Determine the number of lines containing the word "несоответствие". Reply with it and nothing else.

[Data records]
+---+

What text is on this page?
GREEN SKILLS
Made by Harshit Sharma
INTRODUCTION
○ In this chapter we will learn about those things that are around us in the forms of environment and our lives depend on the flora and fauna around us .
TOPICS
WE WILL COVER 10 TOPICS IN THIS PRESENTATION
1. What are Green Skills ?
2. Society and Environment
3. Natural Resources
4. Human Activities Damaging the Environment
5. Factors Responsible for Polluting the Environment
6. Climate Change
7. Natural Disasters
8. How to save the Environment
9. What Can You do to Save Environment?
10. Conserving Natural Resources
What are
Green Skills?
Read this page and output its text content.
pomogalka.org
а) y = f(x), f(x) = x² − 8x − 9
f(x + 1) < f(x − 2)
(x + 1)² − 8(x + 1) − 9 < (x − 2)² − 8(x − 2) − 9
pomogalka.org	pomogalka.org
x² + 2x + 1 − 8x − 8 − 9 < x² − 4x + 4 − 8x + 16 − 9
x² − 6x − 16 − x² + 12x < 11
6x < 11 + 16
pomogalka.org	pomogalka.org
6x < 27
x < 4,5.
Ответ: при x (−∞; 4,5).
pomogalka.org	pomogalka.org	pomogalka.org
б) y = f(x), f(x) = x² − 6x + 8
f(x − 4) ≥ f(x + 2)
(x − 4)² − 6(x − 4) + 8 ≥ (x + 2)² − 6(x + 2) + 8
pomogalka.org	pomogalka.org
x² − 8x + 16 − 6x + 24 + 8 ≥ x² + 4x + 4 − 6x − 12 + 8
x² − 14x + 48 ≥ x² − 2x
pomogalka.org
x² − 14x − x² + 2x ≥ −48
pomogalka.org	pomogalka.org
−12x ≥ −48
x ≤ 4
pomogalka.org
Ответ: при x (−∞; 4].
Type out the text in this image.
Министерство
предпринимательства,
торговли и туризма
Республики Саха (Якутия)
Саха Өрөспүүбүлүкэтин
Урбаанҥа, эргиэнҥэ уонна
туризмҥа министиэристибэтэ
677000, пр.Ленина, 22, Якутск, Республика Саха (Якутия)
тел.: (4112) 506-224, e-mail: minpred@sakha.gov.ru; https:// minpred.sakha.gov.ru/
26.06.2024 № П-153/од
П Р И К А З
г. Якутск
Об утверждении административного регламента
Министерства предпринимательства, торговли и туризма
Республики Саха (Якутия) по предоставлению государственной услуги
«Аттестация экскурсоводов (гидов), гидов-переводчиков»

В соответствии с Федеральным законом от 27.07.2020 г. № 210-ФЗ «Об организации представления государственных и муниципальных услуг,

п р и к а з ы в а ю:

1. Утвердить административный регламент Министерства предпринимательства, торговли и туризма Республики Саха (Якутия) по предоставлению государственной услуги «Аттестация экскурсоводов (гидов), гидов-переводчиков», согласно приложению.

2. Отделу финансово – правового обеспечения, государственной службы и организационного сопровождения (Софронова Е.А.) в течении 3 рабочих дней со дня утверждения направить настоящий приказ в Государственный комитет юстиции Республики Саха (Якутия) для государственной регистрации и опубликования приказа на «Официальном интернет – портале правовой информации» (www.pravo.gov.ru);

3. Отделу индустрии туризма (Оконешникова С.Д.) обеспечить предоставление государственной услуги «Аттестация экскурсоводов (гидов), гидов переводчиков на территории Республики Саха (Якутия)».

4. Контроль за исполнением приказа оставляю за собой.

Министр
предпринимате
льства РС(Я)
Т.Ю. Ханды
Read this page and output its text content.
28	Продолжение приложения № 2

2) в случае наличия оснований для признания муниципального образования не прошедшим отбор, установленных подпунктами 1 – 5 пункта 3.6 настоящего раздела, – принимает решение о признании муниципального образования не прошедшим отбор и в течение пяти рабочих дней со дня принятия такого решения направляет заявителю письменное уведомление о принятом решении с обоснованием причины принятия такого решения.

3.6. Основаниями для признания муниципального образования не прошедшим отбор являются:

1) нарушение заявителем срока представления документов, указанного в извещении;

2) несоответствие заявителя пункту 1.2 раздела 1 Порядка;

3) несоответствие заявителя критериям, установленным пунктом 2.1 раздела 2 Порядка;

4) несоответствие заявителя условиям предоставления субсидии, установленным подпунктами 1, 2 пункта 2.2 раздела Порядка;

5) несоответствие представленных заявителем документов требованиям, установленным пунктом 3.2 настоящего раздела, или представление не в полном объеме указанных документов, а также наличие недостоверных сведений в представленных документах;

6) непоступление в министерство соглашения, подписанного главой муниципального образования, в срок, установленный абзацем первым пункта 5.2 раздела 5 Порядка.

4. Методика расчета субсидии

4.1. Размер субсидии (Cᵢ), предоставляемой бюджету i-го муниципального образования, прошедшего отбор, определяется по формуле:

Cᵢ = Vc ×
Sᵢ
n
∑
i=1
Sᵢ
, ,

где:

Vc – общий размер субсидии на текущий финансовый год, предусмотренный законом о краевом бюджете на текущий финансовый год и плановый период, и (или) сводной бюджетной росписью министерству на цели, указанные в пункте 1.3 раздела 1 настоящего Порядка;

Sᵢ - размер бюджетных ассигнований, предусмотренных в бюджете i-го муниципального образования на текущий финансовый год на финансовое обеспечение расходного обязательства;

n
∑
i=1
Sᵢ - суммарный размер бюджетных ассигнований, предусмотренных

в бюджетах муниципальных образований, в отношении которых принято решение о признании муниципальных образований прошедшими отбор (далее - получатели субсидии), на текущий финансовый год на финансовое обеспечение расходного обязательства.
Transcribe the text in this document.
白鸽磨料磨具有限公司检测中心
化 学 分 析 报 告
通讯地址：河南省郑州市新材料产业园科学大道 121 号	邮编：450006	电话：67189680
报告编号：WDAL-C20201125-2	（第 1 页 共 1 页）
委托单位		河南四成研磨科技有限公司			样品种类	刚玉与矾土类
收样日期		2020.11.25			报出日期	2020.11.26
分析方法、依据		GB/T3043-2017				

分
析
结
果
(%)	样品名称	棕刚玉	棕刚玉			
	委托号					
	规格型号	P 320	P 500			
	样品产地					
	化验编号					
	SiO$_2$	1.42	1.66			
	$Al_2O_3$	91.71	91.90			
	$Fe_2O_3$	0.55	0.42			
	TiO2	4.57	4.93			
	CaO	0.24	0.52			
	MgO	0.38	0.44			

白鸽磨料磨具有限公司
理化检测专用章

+---+

→ Answer below
4